• _TASK PROMPT_
Count how many lines contain "electrons" and reply with that number only.

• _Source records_
## Begin
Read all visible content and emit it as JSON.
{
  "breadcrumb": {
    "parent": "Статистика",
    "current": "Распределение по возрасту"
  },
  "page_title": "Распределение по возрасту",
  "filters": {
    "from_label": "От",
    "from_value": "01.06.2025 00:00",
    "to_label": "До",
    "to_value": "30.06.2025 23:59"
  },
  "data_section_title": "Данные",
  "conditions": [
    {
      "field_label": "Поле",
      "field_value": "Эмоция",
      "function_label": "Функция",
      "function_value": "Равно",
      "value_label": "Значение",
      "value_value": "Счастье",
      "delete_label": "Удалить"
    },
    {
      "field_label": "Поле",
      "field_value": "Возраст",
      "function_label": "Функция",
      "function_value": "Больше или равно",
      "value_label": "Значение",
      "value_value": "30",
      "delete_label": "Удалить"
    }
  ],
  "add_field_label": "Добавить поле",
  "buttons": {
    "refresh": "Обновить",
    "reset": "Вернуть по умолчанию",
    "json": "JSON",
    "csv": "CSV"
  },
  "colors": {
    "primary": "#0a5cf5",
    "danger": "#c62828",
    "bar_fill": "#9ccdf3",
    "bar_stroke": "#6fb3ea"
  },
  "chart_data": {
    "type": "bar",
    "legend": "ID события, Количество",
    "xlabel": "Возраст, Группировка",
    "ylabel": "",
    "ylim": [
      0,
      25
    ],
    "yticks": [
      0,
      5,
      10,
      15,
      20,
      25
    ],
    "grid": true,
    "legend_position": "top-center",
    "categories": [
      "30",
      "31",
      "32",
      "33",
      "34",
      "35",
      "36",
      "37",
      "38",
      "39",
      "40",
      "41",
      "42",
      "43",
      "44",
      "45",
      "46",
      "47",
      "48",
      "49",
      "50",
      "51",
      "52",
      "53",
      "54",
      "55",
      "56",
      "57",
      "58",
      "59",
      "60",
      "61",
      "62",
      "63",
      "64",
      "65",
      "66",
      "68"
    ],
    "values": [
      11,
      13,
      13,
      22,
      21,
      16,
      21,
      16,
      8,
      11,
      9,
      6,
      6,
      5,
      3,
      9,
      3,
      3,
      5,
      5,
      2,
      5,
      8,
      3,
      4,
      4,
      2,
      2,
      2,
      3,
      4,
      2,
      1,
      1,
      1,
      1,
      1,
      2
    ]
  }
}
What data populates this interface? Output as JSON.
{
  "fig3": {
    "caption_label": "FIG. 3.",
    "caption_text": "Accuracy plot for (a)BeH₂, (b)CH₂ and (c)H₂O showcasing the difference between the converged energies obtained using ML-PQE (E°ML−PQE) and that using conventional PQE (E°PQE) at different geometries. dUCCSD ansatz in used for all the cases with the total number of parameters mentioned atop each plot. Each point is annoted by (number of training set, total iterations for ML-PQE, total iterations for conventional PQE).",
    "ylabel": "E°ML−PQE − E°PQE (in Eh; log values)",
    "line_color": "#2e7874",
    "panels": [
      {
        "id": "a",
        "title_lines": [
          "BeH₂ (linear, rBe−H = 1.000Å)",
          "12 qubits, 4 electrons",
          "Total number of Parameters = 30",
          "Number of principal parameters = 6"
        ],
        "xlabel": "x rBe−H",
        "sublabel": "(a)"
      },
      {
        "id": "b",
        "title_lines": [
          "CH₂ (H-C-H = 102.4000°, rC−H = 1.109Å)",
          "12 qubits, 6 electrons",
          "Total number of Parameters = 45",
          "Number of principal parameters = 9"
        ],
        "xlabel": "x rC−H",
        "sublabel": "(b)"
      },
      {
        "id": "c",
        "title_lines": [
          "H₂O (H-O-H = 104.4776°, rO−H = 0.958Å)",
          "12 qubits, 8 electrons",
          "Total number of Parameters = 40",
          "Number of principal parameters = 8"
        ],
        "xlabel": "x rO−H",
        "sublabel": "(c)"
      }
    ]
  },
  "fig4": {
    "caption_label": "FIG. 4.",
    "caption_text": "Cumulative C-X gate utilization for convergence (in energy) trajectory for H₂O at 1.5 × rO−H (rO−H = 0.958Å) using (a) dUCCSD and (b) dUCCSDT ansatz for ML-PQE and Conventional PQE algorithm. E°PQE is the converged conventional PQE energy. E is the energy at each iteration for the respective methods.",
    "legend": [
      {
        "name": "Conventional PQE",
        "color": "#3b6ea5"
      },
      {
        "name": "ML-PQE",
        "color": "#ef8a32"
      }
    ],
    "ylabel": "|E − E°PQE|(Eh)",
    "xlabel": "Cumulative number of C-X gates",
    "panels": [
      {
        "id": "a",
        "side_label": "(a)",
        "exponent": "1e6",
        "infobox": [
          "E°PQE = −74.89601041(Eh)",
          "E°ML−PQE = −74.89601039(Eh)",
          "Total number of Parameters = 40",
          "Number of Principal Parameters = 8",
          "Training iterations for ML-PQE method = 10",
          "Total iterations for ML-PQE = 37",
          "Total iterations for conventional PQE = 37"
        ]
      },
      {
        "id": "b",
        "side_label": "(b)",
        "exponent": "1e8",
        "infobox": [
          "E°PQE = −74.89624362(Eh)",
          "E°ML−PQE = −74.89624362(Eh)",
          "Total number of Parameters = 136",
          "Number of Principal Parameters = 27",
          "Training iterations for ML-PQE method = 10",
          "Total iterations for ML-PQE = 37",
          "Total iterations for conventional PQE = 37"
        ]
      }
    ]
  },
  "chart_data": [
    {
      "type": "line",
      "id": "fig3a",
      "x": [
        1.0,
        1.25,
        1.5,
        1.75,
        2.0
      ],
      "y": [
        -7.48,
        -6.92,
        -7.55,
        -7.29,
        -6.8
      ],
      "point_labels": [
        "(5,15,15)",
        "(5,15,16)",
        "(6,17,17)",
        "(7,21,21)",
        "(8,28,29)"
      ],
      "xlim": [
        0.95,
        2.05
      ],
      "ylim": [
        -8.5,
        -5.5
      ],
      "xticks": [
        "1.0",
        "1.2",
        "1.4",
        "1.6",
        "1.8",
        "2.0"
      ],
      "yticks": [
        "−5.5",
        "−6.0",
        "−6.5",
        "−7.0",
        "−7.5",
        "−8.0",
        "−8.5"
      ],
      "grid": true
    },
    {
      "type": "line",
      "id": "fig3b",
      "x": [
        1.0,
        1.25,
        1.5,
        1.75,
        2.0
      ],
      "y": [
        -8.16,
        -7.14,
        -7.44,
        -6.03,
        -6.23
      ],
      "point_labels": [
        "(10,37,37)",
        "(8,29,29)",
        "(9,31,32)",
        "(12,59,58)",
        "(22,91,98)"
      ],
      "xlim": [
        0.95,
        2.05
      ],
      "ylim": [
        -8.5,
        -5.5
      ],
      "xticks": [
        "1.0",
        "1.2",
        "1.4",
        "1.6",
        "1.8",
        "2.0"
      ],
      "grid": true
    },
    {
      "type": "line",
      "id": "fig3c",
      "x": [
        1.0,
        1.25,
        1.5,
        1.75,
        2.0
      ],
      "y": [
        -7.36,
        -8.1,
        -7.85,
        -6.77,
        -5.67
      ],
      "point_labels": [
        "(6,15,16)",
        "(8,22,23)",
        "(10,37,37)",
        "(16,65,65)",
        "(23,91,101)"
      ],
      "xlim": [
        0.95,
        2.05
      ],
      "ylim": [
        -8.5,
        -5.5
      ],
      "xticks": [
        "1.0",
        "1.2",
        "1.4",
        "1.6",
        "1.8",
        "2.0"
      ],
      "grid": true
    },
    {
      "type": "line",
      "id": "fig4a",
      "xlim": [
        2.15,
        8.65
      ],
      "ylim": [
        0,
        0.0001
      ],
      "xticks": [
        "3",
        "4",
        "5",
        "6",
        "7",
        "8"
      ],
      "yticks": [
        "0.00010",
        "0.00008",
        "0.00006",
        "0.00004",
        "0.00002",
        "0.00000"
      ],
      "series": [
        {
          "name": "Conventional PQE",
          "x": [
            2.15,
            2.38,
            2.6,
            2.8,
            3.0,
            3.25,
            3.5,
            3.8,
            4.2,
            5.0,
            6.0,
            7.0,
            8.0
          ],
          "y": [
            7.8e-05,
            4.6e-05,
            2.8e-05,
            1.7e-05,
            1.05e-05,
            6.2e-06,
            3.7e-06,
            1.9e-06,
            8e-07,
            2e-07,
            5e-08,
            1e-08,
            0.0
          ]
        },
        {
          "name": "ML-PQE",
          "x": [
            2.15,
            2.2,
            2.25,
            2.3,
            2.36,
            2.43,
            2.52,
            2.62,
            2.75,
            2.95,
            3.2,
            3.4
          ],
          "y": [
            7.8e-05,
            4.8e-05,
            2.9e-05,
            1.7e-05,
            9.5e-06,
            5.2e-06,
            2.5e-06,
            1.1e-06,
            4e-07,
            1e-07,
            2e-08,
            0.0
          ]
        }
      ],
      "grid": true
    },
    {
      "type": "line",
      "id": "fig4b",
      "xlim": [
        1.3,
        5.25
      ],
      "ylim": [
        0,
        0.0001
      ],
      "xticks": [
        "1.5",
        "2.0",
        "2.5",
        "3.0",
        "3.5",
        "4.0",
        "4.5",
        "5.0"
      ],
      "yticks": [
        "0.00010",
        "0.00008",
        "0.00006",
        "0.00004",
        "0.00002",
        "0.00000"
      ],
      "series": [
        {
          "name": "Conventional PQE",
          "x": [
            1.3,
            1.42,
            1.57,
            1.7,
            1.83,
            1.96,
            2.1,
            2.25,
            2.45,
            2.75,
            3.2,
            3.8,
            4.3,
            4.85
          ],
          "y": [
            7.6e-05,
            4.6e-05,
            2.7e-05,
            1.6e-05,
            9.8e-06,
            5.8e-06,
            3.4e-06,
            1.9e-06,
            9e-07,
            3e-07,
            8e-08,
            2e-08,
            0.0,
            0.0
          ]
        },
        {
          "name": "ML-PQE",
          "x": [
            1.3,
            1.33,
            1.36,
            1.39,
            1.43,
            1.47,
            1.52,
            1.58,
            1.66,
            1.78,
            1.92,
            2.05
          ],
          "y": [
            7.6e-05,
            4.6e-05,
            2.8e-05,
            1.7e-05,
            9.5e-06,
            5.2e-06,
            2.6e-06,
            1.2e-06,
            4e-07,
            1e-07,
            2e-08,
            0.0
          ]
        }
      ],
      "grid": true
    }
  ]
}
## End
• _WRITTEN REPLY_
3